EXERCISE PROMPT — Exclude the pictures, then copy all remaining records exactly.

GIVEN RECORDS —
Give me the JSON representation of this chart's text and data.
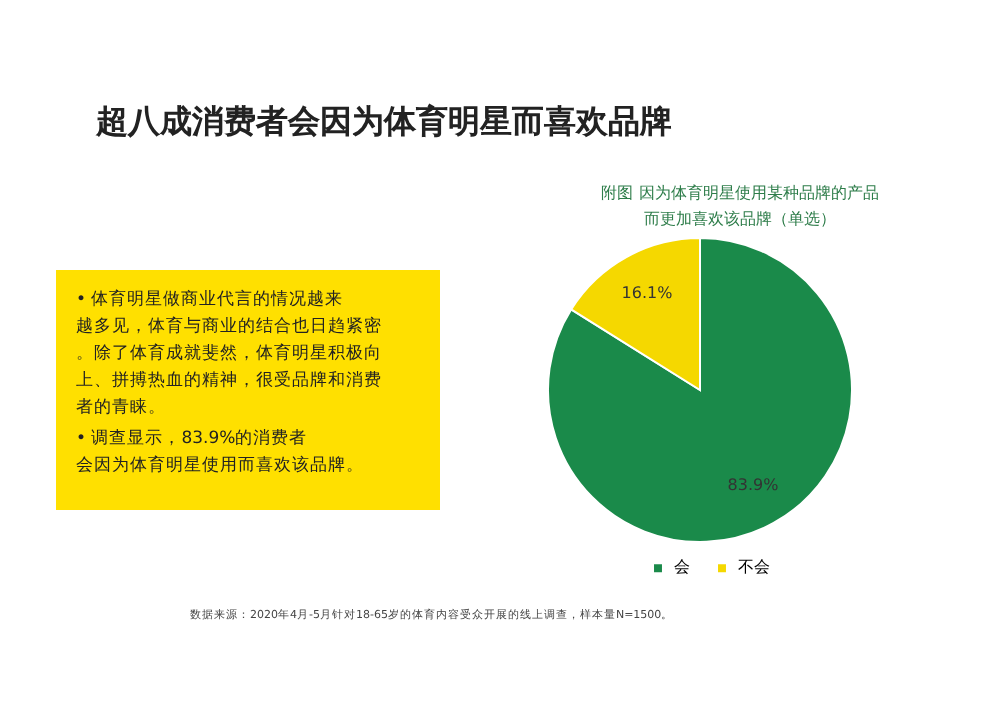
{
  "chart_data": {
    "type": "pie",
    "title": "超八成消费者会因为体育明星而喜欢品牌",
    "subtitle": "附图  因为体育明星使用某种品牌的产品而更加喜欢该品牌（单选）",
    "categories": [
      "会",
      "不会"
    ],
    "values": [
      83.9,
      16.1
    ],
    "colors": [
      "#1a8a4a",
      "#f5d800"
    ],
    "value_labels": [
      "83.9%",
      "16.1%"
    ],
    "legend": "bottom",
    "annotations": [
      "•  体育明星做商业代言的情况越来越多见，体育与商业的结合也日趋紧密。除了体育成就斐然，体育明星积极向上、拼搏热血的精神，很受品牌和消费者的青睐。",
      "•  调查显示，83.9%的消费者会因为体育明星使用而喜欢该品牌。",
      "数据来源：2020年4月-5月针对18-65岁的体育内容受众开展的线上调查，样本量N=1500。"
    ]
  }
}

WRITTEN ANSWER —
Give me the JSON representation of this chart's text and data.
{
  "chart_data": {
    "type": "pie",
    "title": "超八成消费者会因为体育明星而喜欢品牌",
    "subtitle": "附图  因为体育明星使用某种品牌的产品而更加喜欢该品牌（单选）",
    "categories": [
      "会",
      "不会"
    ],
    "values": [
      83.9,
      16.1
    ],
    "colors": [
      "#1a8a4a",
      "#f5d800"
    ],
    "value_labels": [
      "83.9%",
      "16.1%"
    ],
    "legend": "bottom",
    "annotations": [
      "•  体育明星做商业代言的情况越来越多见，体育与商业的结合也日趋紧密。除了体育成就斐然，体育明星积极向上、拼搏热血的精神，很受品牌和消费者的青睐。",
      "•  调查显示，83.9%的消费者会因为体育明星使用而喜欢该品牌。",
      "数据来源：2020年4月-5月针对18-65岁的体育内容受众开展的线上调查，样本量N=1500。"
    ]
  }
}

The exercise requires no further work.